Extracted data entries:
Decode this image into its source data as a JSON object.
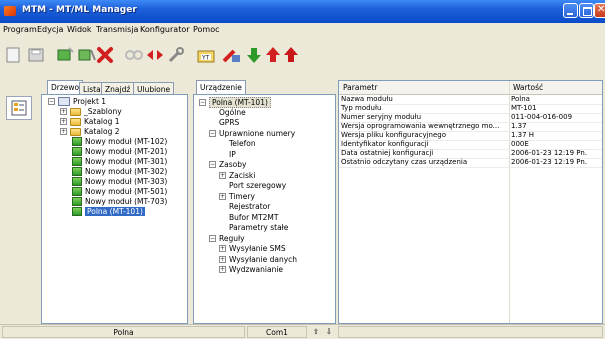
{
  "window": {
    "title": "MTM - MT/ML Manager"
  },
  "menu": [
    "Program",
    "Edycja",
    "Widok",
    "Transmisja",
    "Konfigurator",
    "Pomoc"
  ],
  "toolbar": {
    "buttons": [
      "new-document",
      "save",
      "module-add",
      "module-remove",
      "delete",
      "link",
      "unlink",
      "tool",
      "yt-folder",
      "send",
      "download",
      "upload",
      "upload-alt"
    ],
    "colors": {
      "delete": "#d22020",
      "download": "#2e9a28",
      "upload": "#d22020",
      "link": "#d22020"
    },
    "yt_label": "YT"
  },
  "left_tabs": [
    "Drzewo",
    "Lista",
    "Znajdź",
    "Ulubione"
  ],
  "project_tree": [
    {
      "label": "Projekt 1",
      "type": "project",
      "expander": "−"
    },
    {
      "label": "_Szablony",
      "type": "folder",
      "expander": "+"
    },
    {
      "label": "Katalog 1",
      "type": "folder",
      "expander": "+"
    },
    {
      "label": "Katalog 2",
      "type": "folder",
      "expander": "+"
    },
    {
      "label": "Nowy moduł  (MT-102)",
      "type": "module"
    },
    {
      "label": "Nowy moduł  (MT-201)",
      "type": "module"
    },
    {
      "label": "Nowy moduł  (MT-301)",
      "type": "module"
    },
    {
      "label": "Nowy moduł  (MT-302)",
      "type": "module"
    },
    {
      "label": "Nowy moduł  (MT-303)",
      "type": "module"
    },
    {
      "label": "Nowy moduł  (MT-501)",
      "type": "module"
    },
    {
      "label": "Nowy moduł  (MT-703)",
      "type": "module"
    },
    {
      "label": "Polna (MT-101)",
      "type": "module",
      "selected": true
    }
  ],
  "device_tab": "Urządzenie",
  "device_tree": [
    {
      "label": "Polna (MT-101)",
      "expander": "−"
    },
    {
      "label": "Ogólne"
    },
    {
      "label": "GPRS"
    },
    {
      "label": "Uprawnione numery",
      "expander": "−"
    },
    {
      "label": "Telefon"
    },
    {
      "label": "IP"
    },
    {
      "label": "Zasoby",
      "expander": "−"
    },
    {
      "label": "Zaciski",
      "expander": "+"
    },
    {
      "label": "Port szeregowy"
    },
    {
      "label": "Timery",
      "expander": "+"
    },
    {
      "label": "Rejestrator"
    },
    {
      "label": "Bufor MT2MT"
    },
    {
      "label": "Parametry stałe"
    },
    {
      "label": "Reguły",
      "expander": "−"
    },
    {
      "label": "Wysyłanie SMS",
      "expander": "+"
    },
    {
      "label": "Wysyłanie danych",
      "expander": "+"
    },
    {
      "label": "Wydzwanianie",
      "expander": "+"
    }
  ],
  "grid": {
    "headers": [
      "Parametr",
      "Wartość"
    ],
    "rows": [
      [
        "Nazwa modułu",
        "Polna"
      ],
      [
        "Typ modułu",
        "MT-101"
      ],
      [
        "Numer seryjny modułu",
        "011-004-016-009"
      ],
      [
        "Wersja oprogramowania wewnętrznego mo...",
        "1.37"
      ],
      [
        "Wersja pliku konfiguracyjnego",
        "1.37 H"
      ],
      [
        "Identyfikator konfiguracji",
        "000E"
      ],
      [
        "Data ostatniej konfiguracji",
        "2006-01-23 12:19 Pn."
      ],
      [
        "Ostatnio odczytany czas urządzenia",
        "2006-01-23 12:19 Pn."
      ]
    ]
  },
  "status": {
    "module": "Polna",
    "port": "Com1",
    "up": "⇧",
    "down": "⇩"
  }
}
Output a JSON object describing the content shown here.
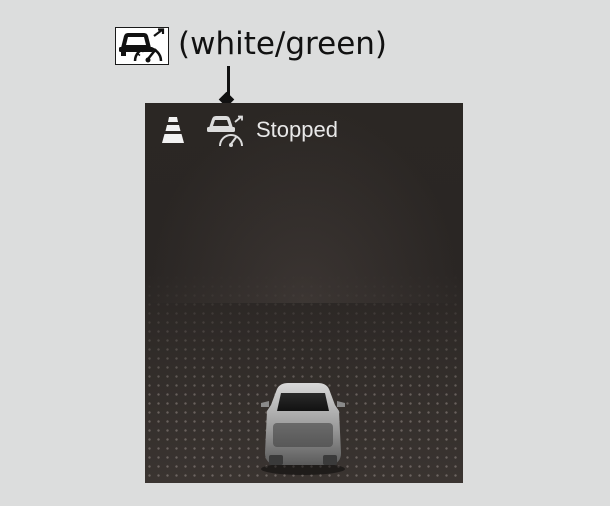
{
  "legend": {
    "icon": "acc-vehicle-gauge-icon",
    "text": "(white/green)"
  },
  "screen": {
    "status_text": "Stopped",
    "lane_icon": "lane-icon",
    "acc_icon": "acc-vehicle-gauge-icon",
    "vehicle": "own-vehicle-rear-view"
  },
  "colors": {
    "background": "#dcdddd",
    "screen": "#2b2724",
    "screen_text": "#e8e8e8",
    "ink": "#111111"
  }
}
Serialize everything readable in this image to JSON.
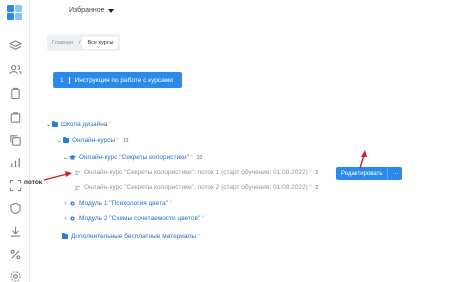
{
  "sidebar": {
    "icons": [
      "layers-icon",
      "users-icon",
      "clipboard-icon",
      "cart-icon",
      "copy-icon",
      "bar-chart-icon",
      "scan-icon",
      "shield-icon",
      "download-icon",
      "percent-icon",
      "settings-icon"
    ],
    "accent": "#2a8ae9"
  },
  "header": {
    "favorites_label": "Избранное"
  },
  "breadcrumb": {
    "home": "Главная",
    "separator": "/",
    "current": "Все курсы"
  },
  "guide_button": {
    "count": "1",
    "label": "Инструкция по работе с курсами"
  },
  "tree": {
    "school": {
      "label": "Школа дизайна",
      "mark": "⁺⁄"
    },
    "online_courses": {
      "label": "Онлайн-курсы",
      "mark": "⁺⁄",
      "count": "13"
    },
    "course": {
      "label": "Онлайн-курс \"Секреты колористики\"",
      "mark": "⁺⁄",
      "count": "10"
    },
    "stream1": {
      "label": "Онлайн-курс \"Секреты колористики\", поток 1 (старт обучения: 01.08.2022)",
      "mark": "⁺⁄",
      "count": "2"
    },
    "stream2": {
      "label": "Онлайн-курс \"Секреты колористики\", поток 2 (старт обучения: 01.09.2022)",
      "mark": "⁺⁄",
      "count": "2"
    },
    "module1": {
      "label": "Модуль 1 \"Психология цвета\"",
      "mark": "⁺⁄"
    },
    "module2": {
      "label": "Модуль 2 \"Схемы сочетаемости цветов\"",
      "mark": "⁺⁄"
    },
    "extra": {
      "label": "Дополнительные бесплатные материалы",
      "mark": "⁺⁄"
    }
  },
  "edit_button": {
    "label": "Редактировать",
    "more": "···"
  },
  "annotation": {
    "label": "поток",
    "color": "#d7192a"
  }
}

§ **Your task**: Determine the number of lines in the listing that hold the word "Секреты", and supply that number and nothing further.

§ **Result**: 3